> Problem requirements: Scan the data below for the string "home". Show every line where it turns up.

> Material provided:

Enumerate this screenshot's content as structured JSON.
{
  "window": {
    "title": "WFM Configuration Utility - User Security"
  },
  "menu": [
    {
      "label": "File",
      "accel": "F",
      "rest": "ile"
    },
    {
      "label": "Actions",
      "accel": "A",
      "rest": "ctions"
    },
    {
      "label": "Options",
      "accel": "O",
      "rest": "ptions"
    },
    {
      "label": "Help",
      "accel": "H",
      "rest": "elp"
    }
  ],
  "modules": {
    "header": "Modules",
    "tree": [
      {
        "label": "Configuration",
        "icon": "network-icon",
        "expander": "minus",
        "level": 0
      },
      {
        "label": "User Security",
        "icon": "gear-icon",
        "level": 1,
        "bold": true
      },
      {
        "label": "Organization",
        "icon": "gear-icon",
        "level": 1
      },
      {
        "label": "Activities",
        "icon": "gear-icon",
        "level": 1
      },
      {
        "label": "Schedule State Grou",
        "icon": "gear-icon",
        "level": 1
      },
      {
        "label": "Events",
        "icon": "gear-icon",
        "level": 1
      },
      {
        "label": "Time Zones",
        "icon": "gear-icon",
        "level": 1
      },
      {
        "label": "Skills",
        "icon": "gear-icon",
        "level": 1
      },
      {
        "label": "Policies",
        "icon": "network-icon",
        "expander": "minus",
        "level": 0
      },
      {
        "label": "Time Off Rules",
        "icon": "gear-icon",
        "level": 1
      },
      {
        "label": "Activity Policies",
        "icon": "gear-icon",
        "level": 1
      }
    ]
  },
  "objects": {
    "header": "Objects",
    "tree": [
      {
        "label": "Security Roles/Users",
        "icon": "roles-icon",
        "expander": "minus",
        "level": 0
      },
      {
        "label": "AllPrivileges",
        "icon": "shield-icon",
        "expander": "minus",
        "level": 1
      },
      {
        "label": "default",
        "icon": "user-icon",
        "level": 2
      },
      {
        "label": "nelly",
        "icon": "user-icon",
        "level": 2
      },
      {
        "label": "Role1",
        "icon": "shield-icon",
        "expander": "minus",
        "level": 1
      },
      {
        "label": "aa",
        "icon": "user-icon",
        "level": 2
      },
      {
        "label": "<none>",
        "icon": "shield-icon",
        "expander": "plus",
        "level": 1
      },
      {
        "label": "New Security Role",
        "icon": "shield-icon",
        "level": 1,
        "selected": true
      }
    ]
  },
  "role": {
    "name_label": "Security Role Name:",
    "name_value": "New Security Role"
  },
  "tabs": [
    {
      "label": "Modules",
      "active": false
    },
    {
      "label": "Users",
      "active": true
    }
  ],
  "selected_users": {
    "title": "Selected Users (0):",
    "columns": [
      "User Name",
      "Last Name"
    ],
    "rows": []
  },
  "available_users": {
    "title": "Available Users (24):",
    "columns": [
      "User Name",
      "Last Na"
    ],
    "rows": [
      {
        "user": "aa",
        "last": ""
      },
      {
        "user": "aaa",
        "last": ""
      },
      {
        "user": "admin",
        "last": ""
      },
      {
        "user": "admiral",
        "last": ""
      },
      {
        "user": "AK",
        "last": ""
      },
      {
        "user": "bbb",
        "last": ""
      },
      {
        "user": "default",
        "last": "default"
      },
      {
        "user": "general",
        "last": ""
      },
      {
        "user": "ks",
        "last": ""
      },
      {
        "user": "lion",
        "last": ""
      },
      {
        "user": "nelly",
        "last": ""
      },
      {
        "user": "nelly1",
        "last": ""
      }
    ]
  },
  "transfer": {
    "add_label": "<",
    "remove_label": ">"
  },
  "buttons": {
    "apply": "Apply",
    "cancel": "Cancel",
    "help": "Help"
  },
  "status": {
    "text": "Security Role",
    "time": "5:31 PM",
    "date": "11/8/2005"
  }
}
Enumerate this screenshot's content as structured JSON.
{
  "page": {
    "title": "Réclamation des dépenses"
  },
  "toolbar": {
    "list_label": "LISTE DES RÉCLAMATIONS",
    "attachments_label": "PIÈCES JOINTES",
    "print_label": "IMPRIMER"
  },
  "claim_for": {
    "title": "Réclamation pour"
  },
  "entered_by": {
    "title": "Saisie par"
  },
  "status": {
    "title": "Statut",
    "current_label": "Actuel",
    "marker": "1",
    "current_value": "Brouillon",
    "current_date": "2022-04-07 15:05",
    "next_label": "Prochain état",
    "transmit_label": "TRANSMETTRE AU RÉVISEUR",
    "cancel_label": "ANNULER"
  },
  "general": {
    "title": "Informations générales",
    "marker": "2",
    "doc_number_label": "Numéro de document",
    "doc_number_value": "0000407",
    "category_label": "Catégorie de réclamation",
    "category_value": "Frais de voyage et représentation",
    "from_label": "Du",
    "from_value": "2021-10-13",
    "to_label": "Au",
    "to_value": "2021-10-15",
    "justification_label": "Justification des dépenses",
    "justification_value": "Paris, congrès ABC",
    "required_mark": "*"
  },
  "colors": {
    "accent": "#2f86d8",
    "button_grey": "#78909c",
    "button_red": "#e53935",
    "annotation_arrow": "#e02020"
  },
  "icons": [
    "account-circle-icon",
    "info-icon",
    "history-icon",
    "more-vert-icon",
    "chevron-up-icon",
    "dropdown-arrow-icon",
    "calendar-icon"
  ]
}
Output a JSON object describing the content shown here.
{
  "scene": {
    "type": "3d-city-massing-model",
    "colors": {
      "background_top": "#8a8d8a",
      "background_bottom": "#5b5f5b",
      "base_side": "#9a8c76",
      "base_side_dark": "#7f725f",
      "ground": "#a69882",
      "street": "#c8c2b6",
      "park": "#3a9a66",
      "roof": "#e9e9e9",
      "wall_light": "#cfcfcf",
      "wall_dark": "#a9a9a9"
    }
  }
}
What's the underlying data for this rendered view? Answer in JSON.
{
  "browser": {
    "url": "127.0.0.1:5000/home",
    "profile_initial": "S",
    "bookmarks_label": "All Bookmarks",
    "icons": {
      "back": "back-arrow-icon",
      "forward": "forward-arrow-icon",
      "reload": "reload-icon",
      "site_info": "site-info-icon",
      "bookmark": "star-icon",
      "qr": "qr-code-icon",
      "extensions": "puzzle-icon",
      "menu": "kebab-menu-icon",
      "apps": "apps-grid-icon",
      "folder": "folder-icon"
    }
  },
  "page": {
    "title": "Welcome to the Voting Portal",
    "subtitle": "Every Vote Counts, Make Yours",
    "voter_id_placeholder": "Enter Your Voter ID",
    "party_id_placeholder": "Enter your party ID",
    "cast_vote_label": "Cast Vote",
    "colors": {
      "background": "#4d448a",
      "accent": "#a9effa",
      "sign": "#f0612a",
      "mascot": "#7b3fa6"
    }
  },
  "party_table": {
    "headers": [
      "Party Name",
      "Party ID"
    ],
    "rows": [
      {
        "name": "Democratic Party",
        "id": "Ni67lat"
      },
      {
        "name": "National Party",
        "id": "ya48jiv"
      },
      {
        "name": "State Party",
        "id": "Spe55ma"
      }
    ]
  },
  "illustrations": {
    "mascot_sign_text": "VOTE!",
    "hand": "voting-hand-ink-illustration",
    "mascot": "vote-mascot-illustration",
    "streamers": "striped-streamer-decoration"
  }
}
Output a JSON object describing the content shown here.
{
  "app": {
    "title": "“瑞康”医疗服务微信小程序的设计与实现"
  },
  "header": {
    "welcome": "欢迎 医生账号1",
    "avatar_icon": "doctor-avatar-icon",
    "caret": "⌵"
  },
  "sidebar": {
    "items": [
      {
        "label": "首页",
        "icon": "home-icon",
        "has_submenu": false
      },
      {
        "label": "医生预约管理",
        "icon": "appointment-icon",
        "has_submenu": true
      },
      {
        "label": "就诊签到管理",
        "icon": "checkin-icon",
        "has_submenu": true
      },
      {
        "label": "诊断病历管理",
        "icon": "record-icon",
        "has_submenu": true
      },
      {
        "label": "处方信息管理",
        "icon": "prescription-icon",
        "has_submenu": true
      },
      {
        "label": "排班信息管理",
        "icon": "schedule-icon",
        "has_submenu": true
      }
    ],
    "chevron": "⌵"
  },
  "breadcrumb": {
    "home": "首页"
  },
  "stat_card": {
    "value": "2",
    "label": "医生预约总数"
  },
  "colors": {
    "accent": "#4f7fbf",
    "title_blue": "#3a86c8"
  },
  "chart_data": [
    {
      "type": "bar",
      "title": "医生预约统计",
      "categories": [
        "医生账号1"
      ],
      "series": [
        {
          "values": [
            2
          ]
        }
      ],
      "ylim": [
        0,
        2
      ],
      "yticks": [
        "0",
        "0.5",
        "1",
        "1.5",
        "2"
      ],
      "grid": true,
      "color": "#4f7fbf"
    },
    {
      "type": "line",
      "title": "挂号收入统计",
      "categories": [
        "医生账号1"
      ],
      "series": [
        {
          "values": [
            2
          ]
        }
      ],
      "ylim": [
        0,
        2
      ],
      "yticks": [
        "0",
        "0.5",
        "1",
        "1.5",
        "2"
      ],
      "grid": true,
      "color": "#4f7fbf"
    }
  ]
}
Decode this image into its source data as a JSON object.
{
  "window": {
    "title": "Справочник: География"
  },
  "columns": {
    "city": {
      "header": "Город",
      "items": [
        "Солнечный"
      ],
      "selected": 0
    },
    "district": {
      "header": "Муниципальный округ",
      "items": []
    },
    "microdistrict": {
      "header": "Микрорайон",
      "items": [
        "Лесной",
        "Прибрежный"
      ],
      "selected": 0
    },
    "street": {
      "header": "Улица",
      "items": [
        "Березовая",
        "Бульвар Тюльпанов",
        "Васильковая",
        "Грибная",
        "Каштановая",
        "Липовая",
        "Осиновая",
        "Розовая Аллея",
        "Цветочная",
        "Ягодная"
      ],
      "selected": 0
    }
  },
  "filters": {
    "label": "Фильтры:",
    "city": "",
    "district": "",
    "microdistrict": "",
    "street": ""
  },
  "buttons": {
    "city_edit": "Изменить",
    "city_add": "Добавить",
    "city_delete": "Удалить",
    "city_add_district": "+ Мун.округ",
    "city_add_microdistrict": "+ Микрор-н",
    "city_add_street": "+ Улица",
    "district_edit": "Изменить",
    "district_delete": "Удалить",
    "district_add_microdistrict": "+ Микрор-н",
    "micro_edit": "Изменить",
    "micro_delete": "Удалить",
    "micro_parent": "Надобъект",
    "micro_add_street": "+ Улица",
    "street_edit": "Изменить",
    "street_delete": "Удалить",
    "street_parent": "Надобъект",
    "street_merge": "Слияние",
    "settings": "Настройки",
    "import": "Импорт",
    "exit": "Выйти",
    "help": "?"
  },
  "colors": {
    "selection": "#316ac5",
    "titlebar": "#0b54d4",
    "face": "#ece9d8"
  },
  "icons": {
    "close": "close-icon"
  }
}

> In response:
    "url": "127.0.0.1:5000/home",
        "icon": "home-icon",
    "home": "首页"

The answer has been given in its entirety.